** Your objective **
Write out, word for word, the lines from the first one through the line containing "signature [709, 654, 794, 724]", including both of these lines.

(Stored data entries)
■ ■ ■ ■ ■

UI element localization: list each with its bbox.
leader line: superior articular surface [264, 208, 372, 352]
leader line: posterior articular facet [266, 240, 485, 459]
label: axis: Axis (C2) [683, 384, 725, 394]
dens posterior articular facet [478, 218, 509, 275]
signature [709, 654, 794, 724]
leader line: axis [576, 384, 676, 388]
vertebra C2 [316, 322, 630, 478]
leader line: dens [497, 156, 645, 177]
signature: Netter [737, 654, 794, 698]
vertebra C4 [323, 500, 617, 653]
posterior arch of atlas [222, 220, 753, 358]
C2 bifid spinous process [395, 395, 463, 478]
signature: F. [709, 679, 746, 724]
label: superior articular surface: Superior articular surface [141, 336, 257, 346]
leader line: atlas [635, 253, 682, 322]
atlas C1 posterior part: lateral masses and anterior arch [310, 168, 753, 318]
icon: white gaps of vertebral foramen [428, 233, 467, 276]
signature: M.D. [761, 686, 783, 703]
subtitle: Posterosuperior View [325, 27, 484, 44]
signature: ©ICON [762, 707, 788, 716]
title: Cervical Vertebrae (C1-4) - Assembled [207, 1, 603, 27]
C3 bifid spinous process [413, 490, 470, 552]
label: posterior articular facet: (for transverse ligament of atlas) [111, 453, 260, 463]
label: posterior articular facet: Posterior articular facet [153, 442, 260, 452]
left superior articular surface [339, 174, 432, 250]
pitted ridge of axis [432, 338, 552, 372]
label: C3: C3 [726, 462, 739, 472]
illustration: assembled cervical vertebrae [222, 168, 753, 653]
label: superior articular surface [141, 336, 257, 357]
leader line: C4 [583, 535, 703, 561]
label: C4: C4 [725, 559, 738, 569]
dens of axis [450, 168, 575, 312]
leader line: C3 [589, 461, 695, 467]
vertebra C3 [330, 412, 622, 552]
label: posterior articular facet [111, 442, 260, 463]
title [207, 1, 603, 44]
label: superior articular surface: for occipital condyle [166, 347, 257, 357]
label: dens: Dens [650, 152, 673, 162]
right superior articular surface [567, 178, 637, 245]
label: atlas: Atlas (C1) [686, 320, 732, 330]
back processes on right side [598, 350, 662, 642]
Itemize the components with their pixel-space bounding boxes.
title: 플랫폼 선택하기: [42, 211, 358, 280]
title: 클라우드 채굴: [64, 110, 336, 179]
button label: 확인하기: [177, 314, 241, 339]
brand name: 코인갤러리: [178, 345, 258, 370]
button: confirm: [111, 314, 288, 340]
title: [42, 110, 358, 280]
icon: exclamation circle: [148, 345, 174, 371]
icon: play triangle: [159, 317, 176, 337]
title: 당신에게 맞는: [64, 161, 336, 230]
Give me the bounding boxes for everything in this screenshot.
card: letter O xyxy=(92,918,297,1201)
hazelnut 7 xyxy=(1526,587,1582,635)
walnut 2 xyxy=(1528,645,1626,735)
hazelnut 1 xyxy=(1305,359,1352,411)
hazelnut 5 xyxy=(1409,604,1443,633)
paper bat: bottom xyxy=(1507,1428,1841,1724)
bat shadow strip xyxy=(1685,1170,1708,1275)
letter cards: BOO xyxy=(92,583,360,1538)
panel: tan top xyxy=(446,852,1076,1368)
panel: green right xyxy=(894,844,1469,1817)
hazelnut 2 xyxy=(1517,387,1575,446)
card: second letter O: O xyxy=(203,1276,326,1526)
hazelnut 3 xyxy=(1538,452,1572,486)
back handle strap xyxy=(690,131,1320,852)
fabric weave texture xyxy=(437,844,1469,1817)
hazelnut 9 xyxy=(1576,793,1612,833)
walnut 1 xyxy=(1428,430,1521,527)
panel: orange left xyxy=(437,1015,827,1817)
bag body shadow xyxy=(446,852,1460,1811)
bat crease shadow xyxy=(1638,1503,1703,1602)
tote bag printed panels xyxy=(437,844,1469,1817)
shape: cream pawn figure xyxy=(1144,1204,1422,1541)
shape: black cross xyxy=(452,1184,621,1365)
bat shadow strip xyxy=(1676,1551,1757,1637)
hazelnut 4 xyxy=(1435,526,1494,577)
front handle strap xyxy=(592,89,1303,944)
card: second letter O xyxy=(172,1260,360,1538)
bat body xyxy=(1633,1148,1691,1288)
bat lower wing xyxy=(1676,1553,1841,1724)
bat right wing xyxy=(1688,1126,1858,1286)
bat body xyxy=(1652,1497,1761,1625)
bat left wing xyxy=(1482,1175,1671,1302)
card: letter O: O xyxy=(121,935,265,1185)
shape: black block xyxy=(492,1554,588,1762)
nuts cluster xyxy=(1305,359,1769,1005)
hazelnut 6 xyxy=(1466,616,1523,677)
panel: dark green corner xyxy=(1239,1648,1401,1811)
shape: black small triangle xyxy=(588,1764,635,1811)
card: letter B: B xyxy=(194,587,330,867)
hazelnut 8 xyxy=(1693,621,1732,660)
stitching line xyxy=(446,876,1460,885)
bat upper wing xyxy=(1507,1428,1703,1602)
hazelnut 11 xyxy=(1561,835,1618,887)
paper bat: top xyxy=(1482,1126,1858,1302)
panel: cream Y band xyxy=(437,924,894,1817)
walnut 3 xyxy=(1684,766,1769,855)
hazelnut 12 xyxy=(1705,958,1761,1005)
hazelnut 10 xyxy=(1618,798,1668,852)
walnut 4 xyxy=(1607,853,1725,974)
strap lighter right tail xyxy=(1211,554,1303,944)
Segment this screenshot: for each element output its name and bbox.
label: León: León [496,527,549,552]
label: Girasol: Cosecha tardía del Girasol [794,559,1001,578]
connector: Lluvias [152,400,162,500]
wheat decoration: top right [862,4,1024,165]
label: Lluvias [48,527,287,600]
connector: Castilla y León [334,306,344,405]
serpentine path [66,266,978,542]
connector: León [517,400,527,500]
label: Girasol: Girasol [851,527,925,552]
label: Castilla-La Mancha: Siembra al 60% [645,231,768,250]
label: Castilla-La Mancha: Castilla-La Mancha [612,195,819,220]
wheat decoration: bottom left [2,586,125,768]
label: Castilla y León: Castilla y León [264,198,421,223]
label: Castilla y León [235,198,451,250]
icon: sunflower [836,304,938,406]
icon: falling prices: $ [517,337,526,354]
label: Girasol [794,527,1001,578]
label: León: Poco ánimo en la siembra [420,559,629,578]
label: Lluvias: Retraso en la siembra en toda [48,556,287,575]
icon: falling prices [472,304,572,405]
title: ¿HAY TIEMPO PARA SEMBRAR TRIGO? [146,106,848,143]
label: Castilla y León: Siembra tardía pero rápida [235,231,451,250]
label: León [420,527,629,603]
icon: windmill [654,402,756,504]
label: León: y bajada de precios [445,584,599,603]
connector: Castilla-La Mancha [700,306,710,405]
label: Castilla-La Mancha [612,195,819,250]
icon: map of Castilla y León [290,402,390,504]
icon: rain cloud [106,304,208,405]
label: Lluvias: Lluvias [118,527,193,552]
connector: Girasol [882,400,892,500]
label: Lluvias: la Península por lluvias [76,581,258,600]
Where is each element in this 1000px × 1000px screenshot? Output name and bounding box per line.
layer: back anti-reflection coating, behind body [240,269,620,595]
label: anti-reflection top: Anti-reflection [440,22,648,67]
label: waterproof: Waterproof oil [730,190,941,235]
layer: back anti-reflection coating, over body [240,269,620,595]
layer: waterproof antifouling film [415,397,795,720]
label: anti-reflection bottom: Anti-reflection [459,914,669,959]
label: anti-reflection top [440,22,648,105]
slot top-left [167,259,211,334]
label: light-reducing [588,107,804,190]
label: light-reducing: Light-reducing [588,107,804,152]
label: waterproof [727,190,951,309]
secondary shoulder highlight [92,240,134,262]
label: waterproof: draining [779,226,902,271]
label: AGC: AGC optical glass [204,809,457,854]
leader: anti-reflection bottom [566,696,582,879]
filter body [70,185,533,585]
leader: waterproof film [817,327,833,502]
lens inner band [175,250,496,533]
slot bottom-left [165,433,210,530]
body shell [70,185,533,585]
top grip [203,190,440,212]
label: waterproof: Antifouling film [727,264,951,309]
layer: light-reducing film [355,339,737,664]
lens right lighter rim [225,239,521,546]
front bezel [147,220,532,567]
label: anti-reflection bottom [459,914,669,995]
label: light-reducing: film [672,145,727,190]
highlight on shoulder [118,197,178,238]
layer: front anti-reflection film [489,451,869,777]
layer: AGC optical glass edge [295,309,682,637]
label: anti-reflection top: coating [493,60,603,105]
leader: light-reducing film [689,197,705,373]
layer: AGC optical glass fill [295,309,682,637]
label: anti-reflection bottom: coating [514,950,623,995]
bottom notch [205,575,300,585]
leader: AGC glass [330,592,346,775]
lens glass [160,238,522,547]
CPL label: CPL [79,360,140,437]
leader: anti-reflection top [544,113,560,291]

■ ■ ■ ■ ■

** Exercise solution **
UI element localization: list each with its bbox.
leader line: superior articular surface [264, 208, 372, 352]
leader line: posterior articular facet [266, 240, 485, 459]
label: axis: Axis (C2) [683, 384, 725, 394]
dens posterior articular facet [478, 218, 509, 275]
signature [709, 654, 794, 724]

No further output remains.